WRITTEN TASK
Look through the records below, and copy out every line that holds the string "title".

Figure contents as structured data
####################

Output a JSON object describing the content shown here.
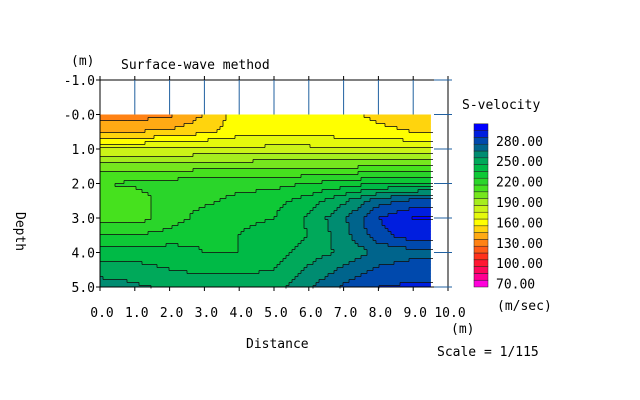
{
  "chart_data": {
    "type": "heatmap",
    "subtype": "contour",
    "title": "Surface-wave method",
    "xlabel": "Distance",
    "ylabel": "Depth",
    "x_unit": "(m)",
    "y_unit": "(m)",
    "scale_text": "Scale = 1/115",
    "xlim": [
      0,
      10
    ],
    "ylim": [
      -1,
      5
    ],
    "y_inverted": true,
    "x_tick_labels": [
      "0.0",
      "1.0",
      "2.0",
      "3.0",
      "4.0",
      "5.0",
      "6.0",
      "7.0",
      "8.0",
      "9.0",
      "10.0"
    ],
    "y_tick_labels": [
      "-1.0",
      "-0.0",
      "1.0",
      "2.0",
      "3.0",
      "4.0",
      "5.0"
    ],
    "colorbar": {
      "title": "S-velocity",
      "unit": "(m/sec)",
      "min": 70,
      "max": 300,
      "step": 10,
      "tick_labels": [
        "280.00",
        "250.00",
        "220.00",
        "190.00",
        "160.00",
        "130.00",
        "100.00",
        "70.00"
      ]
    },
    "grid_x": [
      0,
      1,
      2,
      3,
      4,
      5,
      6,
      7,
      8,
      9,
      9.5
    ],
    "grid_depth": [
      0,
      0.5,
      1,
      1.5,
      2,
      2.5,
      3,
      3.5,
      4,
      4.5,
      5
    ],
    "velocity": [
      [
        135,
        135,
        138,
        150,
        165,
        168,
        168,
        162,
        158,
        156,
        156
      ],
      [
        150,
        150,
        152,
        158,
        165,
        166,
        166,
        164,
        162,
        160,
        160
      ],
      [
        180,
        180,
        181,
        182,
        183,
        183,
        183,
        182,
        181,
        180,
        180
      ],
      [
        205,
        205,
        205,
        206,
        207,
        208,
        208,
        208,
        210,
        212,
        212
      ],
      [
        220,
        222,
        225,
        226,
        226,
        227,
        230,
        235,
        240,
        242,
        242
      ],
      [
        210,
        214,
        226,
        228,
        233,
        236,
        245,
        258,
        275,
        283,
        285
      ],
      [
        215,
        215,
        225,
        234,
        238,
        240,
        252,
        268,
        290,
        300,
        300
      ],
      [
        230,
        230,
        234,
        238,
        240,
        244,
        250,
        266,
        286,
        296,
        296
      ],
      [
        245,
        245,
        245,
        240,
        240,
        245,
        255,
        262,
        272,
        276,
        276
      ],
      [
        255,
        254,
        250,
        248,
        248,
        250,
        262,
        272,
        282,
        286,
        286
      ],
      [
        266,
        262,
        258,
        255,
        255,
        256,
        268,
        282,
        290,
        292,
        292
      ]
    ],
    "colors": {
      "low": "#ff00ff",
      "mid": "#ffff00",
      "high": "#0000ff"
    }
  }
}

####################

FULL RESPONSE
    "title": "Surface-wave method",
      "title": "S-velocity",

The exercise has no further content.